Entries taken from a collection
----

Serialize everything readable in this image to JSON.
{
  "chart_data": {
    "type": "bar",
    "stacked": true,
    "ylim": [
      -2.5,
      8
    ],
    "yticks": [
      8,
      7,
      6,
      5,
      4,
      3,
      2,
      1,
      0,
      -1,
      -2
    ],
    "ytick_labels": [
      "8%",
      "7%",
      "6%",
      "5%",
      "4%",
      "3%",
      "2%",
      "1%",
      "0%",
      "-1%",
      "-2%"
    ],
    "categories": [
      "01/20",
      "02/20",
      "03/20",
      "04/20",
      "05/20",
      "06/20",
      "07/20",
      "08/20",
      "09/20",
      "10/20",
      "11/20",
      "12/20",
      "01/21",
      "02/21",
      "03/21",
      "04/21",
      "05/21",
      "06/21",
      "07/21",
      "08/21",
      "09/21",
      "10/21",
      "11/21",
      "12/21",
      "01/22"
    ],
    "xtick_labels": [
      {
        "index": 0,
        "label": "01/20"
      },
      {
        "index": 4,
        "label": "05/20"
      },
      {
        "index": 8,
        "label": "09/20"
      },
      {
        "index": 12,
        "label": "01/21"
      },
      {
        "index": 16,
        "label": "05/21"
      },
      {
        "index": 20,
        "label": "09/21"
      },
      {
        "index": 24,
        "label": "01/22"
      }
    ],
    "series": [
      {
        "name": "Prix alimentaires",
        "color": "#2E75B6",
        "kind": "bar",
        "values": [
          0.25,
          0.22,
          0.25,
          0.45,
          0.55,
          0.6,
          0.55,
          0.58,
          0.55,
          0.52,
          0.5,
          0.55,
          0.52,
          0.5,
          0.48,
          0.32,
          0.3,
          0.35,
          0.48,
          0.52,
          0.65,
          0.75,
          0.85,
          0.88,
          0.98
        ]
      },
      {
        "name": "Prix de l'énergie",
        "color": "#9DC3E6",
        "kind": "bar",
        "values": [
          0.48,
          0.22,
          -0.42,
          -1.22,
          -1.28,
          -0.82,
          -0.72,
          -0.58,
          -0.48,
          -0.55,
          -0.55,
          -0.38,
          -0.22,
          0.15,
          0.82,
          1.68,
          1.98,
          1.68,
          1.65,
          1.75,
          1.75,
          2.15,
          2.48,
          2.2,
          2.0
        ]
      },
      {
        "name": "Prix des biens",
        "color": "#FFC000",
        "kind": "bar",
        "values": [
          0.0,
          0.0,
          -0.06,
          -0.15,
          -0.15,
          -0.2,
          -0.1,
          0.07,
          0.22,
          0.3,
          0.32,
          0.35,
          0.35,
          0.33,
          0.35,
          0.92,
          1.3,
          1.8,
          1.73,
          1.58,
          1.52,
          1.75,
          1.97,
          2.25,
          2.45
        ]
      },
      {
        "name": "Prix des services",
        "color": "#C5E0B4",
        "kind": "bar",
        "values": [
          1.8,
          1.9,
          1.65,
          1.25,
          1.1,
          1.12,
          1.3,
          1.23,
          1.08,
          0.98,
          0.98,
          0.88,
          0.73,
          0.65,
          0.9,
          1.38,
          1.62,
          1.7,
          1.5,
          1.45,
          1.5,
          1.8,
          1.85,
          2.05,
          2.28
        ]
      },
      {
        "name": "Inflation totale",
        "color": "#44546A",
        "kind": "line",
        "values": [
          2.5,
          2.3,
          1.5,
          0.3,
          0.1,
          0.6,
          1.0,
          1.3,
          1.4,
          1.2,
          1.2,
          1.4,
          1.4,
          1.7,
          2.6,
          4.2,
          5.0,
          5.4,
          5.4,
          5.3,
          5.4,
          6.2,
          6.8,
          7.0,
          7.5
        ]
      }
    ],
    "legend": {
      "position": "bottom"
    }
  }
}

----

* TASK GOAL: From the records above, pull out every line containing the word "name".

* RESULT:
        "name": "Prix alimentaires",
        "name": "Prix de l'énergie",
        "name": "Prix des biens",
        "name": "Prix des services",
        "name": "Inflation totale",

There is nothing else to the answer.